● Extracts from a graphics dataset

******

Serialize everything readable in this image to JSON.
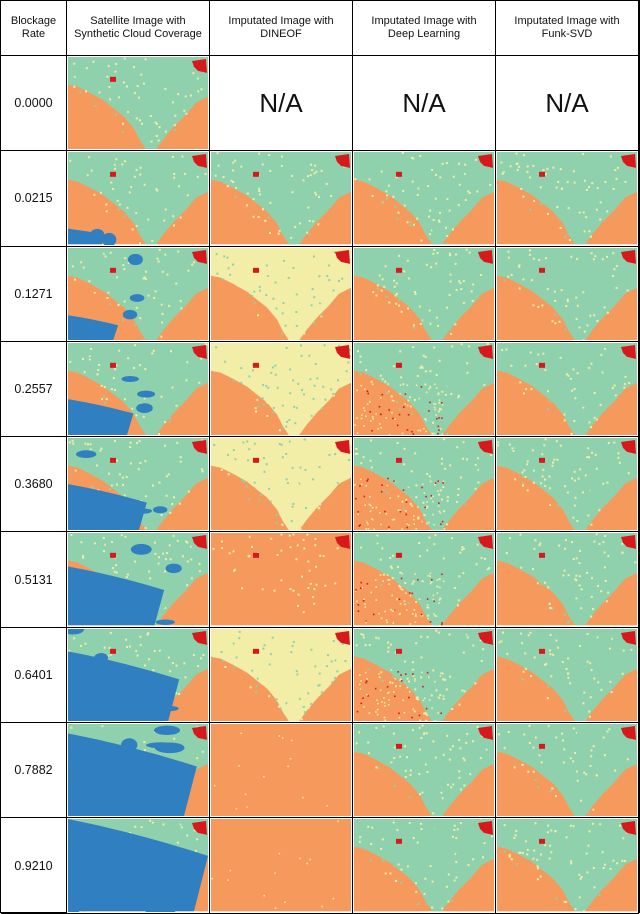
{
  "header": {
    "col_rate": "Blockage Rate",
    "col_satellite": "Satellite Image with Synthetic Cloud Coverage",
    "col_dineof": "Imputated Image with DINEOF",
    "col_deep": "Imputated Image with Deep Learning",
    "col_funk": "Imputated Image with Funk-SVD"
  },
  "na_label": "N/A",
  "rows": [
    {
      "rate": "0.0000",
      "cloud": 0.0,
      "dineof": null,
      "deep": null,
      "funk": null
    },
    {
      "rate": "0.0215",
      "cloud": 0.0215,
      "dineof": "full",
      "deep": "full",
      "funk": "full"
    },
    {
      "rate": "0.1271",
      "cloud": 0.1271,
      "dineof": "pale",
      "deep": "full",
      "funk": "full"
    },
    {
      "rate": "0.2557",
      "cloud": 0.2557,
      "dineof": "pale",
      "deep": "speckle",
      "funk": "full"
    },
    {
      "rate": "0.3680",
      "cloud": 0.368,
      "dineof": "pale",
      "deep": "speckle",
      "funk": "full"
    },
    {
      "rate": "0.5131",
      "cloud": 0.5131,
      "dineof": "faded",
      "deep": "speckle",
      "funk": "full"
    },
    {
      "rate": "0.6401",
      "cloud": 0.6401,
      "dineof": "pale",
      "deep": "speckle",
      "funk": "full"
    },
    {
      "rate": "0.7882",
      "cloud": 0.7882,
      "dineof": "empty",
      "deep": "full",
      "funk": "full"
    },
    {
      "rate": "0.9210",
      "cloud": 0.921,
      "dineof": "empty",
      "deep": "full",
      "funk": "full"
    }
  ],
  "colors": {
    "sea": "#f59a5c",
    "land": "#8fd1ad",
    "pale": "#f2eea8",
    "urban": "#d7191c",
    "cloud": "#2f7fc1"
  }
}
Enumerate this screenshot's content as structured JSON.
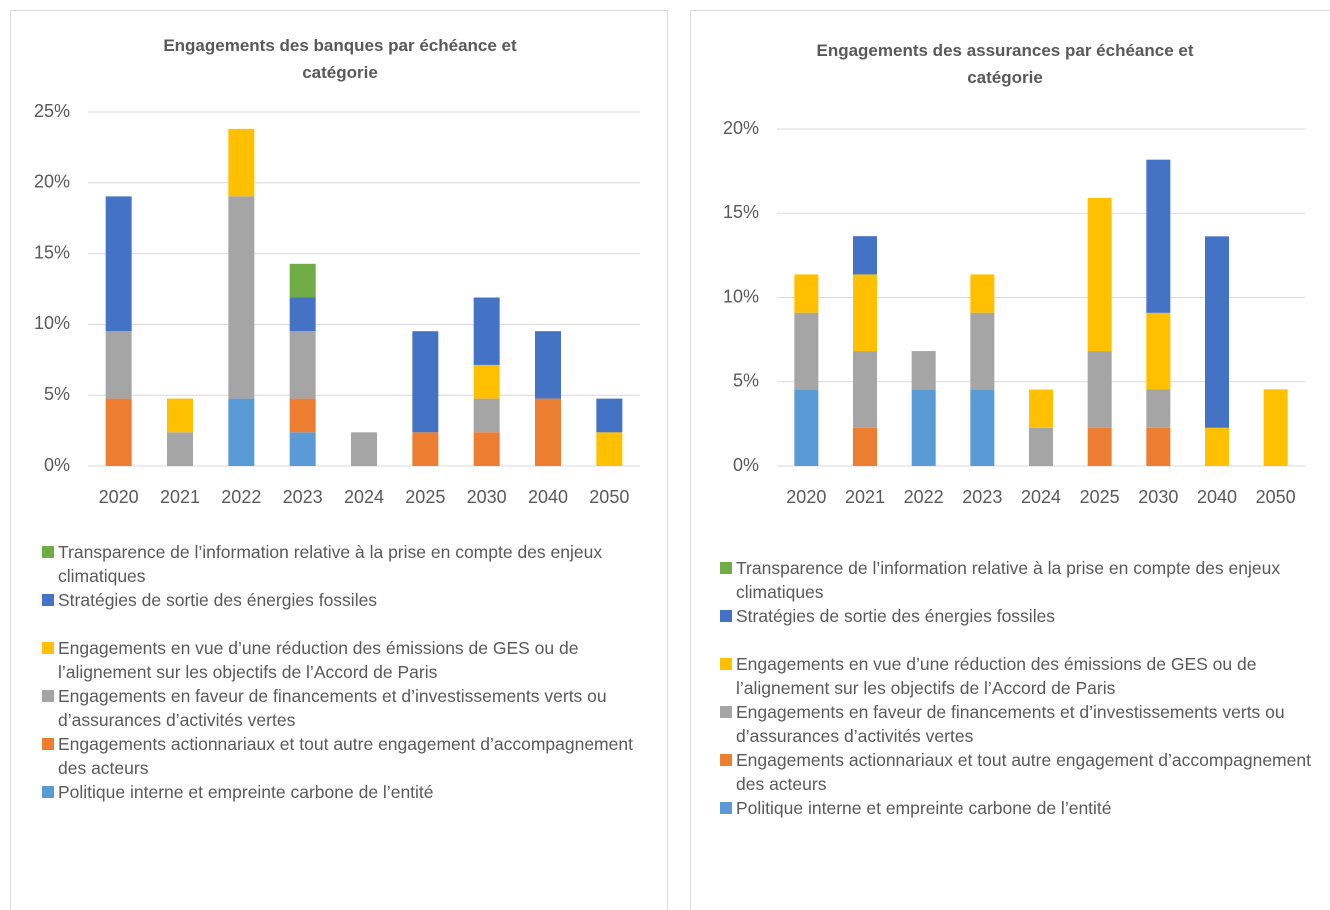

******

● Aim of the task
Output the data above without changes, apart from leaving out the pictures.

● Written answer
Serialize everything readable in this image to JSON.
{
  "header": {
    "col_rate": "Blockage Rate",
    "col_satellite": "Satellite Image with Synthetic Cloud Coverage",
    "col_dineof": "Imputated Image with DINEOF",
    "col_deep": "Imputated Image with Deep Learning",
    "col_funk": "Imputated Image with Funk-SVD"
  },
  "na_label": "N/A",
  "rows": [
    {
      "rate": "0.0000",
      "cloud": 0.0,
      "dineof": null,
      "deep": null,
      "funk": null
    },
    {
      "rate": "0.0215",
      "cloud": 0.0215,
      "dineof": "full",
      "deep": "full",
      "funk": "full"
    },
    {
      "rate": "0.1271",
      "cloud": 0.1271,
      "dineof": "pale",
      "deep": "full",
      "funk": "full"
    },
    {
      "rate": "0.2557",
      "cloud": 0.2557,
      "dineof": "pale",
      "deep": "speckle",
      "funk": "full"
    },
    {
      "rate": "0.3680",
      "cloud": 0.368,
      "dineof": "pale",
      "deep": "speckle",
      "funk": "full"
    },
    {
      "rate": "0.5131",
      "cloud": 0.5131,
      "dineof": "faded",
      "deep": "speckle",
      "funk": "full"
    },
    {
      "rate": "0.6401",
      "cloud": 0.6401,
      "dineof": "pale",
      "deep": "speckle",
      "funk": "full"
    },
    {
      "rate": "0.7882",
      "cloud": 0.7882,
      "dineof": "empty",
      "deep": "full",
      "funk": "full"
    },
    {
      "rate": "0.9210",
      "cloud": 0.921,
      "dineof": "empty",
      "deep": "full",
      "funk": "full"
    }
  ],
  "colors": {
    "sea": "#f59a5c",
    "land": "#8fd1ad",
    "pale": "#f2eea8",
    "urban": "#d7191c",
    "cloud": "#2f7fc1"
  }
}
Enumerate this screenshot's content as structured JSON.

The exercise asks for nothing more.